— Start —

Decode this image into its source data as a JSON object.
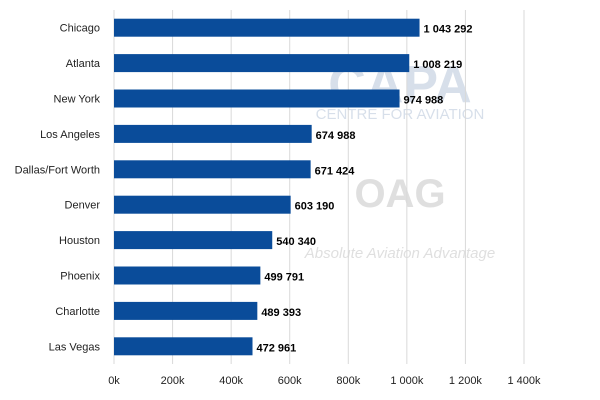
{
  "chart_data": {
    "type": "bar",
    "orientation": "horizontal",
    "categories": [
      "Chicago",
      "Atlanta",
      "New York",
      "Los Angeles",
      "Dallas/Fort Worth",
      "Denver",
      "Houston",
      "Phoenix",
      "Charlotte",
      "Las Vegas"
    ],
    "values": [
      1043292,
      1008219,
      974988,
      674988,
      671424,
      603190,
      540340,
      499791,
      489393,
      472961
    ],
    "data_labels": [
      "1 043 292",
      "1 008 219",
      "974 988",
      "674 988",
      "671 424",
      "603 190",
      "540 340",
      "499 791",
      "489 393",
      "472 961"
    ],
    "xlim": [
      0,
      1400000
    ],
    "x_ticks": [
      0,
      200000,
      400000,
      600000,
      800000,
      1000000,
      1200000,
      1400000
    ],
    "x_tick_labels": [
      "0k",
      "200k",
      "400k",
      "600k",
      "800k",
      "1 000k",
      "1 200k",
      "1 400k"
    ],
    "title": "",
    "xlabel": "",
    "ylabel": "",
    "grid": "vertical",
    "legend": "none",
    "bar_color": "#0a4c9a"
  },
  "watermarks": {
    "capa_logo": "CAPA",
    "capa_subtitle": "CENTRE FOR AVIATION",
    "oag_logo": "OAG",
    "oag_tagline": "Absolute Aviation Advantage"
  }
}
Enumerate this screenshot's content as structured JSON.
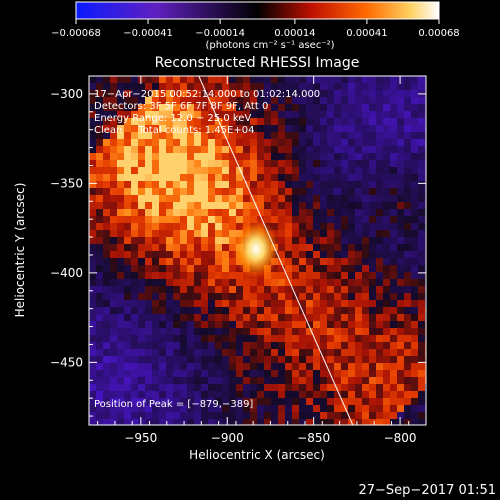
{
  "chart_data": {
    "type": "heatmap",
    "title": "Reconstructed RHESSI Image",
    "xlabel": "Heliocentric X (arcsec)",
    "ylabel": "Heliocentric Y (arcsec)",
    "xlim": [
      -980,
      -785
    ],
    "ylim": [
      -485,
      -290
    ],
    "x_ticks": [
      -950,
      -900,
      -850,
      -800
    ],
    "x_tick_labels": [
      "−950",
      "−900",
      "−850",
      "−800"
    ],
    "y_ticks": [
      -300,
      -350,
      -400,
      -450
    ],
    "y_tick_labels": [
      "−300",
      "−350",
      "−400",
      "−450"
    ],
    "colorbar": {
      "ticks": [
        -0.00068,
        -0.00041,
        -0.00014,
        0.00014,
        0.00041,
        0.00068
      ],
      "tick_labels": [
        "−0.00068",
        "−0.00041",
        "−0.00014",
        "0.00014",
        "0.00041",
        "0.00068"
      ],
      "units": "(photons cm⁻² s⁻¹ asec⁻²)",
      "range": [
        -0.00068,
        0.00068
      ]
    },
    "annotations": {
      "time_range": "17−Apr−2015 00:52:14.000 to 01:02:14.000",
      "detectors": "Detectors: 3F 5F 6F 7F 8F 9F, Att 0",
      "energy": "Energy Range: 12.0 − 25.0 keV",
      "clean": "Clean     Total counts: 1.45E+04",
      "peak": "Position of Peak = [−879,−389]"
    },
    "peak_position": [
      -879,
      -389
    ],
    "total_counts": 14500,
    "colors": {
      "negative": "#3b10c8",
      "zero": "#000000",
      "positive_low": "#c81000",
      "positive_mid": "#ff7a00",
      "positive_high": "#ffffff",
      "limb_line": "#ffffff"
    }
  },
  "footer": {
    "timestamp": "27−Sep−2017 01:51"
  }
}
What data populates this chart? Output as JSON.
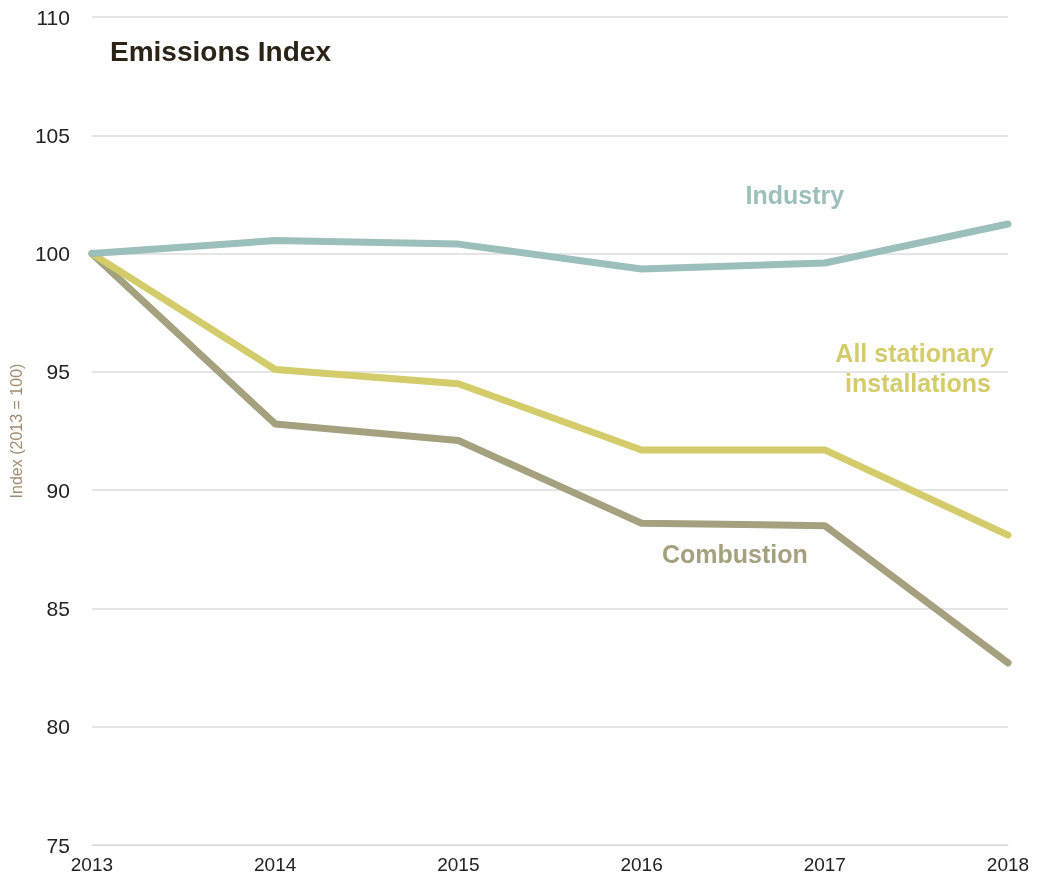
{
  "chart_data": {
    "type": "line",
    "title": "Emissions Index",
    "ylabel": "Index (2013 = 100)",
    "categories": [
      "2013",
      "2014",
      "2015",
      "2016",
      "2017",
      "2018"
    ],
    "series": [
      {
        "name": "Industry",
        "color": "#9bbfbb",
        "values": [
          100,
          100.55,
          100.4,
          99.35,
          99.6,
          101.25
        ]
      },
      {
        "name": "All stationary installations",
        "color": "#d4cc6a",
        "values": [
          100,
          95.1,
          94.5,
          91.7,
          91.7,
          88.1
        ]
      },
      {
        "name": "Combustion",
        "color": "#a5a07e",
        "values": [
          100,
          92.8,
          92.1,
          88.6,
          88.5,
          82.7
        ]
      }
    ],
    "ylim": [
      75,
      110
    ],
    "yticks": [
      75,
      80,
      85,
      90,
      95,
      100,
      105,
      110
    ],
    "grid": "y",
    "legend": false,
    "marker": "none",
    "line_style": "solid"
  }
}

— End —

Transcribe the material as is, with images omitted.

RESULT OF THIS TASK:
Decode this image into its source data as a JSON object.
{
  "chart_data": {
    "type": "bar",
    "orientation": "horizontal",
    "categories": [
      "Chicago",
      "Atlanta",
      "New York",
      "Los Angeles",
      "Dallas/Fort Worth",
      "Denver",
      "Houston",
      "Phoenix",
      "Charlotte",
      "Las Vegas"
    ],
    "values": [
      1043292,
      1008219,
      974988,
      674988,
      671424,
      603190,
      540340,
      499791,
      489393,
      472961
    ],
    "data_labels": [
      "1 043 292",
      "1 008 219",
      "974 988",
      "674 988",
      "671 424",
      "603 190",
      "540 340",
      "499 791",
      "489 393",
      "472 961"
    ],
    "xlim": [
      0,
      1400000
    ],
    "x_ticks": [
      0,
      200000,
      400000,
      600000,
      800000,
      1000000,
      1200000,
      1400000
    ],
    "x_tick_labels": [
      "0k",
      "200k",
      "400k",
      "600k",
      "800k",
      "1 000k",
      "1 200k",
      "1 400k"
    ],
    "title": "",
    "xlabel": "",
    "ylabel": "",
    "grid": "vertical",
    "legend": "none",
    "bar_color": "#0a4c9a"
  },
  "watermarks": {
    "capa_logo": "CAPA",
    "capa_subtitle": "CENTRE FOR AVIATION",
    "oag_logo": "OAG",
    "oag_tagline": "Absolute Aviation Advantage"
  }
}
Enumerate this screenshot's content as structured JSON.
{
  "chart_data": {
    "type": "heatmap",
    "title": "Reconstructed RHESSI Image",
    "xlabel": "Heliocentric X (arcsec)",
    "ylabel": "Heliocentric Y (arcsec)",
    "xlim": [
      -980,
      -785
    ],
    "ylim": [
      -485,
      -290
    ],
    "x_ticks": [
      -950,
      -900,
      -850,
      -800
    ],
    "x_tick_labels": [
      "−950",
      "−900",
      "−850",
      "−800"
    ],
    "y_ticks": [
      -300,
      -350,
      -400,
      -450
    ],
    "y_tick_labels": [
      "−300",
      "−350",
      "−400",
      "−450"
    ],
    "colorbar": {
      "ticks": [
        -0.00068,
        -0.00041,
        -0.00014,
        0.00014,
        0.00041,
        0.00068
      ],
      "tick_labels": [
        "−0.00068",
        "−0.00041",
        "−0.00014",
        "0.00014",
        "0.00041",
        "0.00068"
      ],
      "units": "(photons cm⁻² s⁻¹ asec⁻²)",
      "range": [
        -0.00068,
        0.00068
      ]
    },
    "annotations": {
      "time_range": "17−Apr−2015 00:52:14.000 to 01:02:14.000",
      "detectors": "Detectors: 3F 5F 6F 7F 8F 9F, Att 0",
      "energy": "Energy Range: 12.0 − 25.0 keV",
      "clean": "Clean     Total counts: 1.45E+04",
      "peak": "Position of Peak = [−879,−389]"
    },
    "peak_position": [
      -879,
      -389
    ],
    "total_counts": 14500,
    "colors": {
      "negative": "#3b10c8",
      "zero": "#000000",
      "positive_low": "#c81000",
      "positive_mid": "#ff7a00",
      "positive_high": "#ffffff",
      "limb_line": "#ffffff"
    }
  },
  "footer": {
    "timestamp": "27−Sep−2017 01:51"
  }
}
What data populates this chart? Output as JSON.
{
  "chart_data": {
    "type": "line",
    "title": "Emissions Index",
    "ylabel": "Index (2013 = 100)",
    "categories": [
      "2013",
      "2014",
      "2015",
      "2016",
      "2017",
      "2018"
    ],
    "series": [
      {
        "name": "Industry",
        "color": "#9bbfbb",
        "values": [
          100,
          100.55,
          100.4,
          99.35,
          99.6,
          101.25
        ]
      },
      {
        "name": "All stationary installations",
        "color": "#d4cc6a",
        "values": [
          100,
          95.1,
          94.5,
          91.7,
          91.7,
          88.1
        ]
      },
      {
        "name": "Combustion",
        "color": "#a5a07e",
        "values": [
          100,
          92.8,
          92.1,
          88.6,
          88.5,
          82.7
        ]
      }
    ],
    "ylim": [
      75,
      110
    ],
    "yticks": [
      75,
      80,
      85,
      90,
      95,
      100,
      105,
      110
    ],
    "grid": "y",
    "legend": false,
    "marker": "none",
    "line_style": "solid"
  }
}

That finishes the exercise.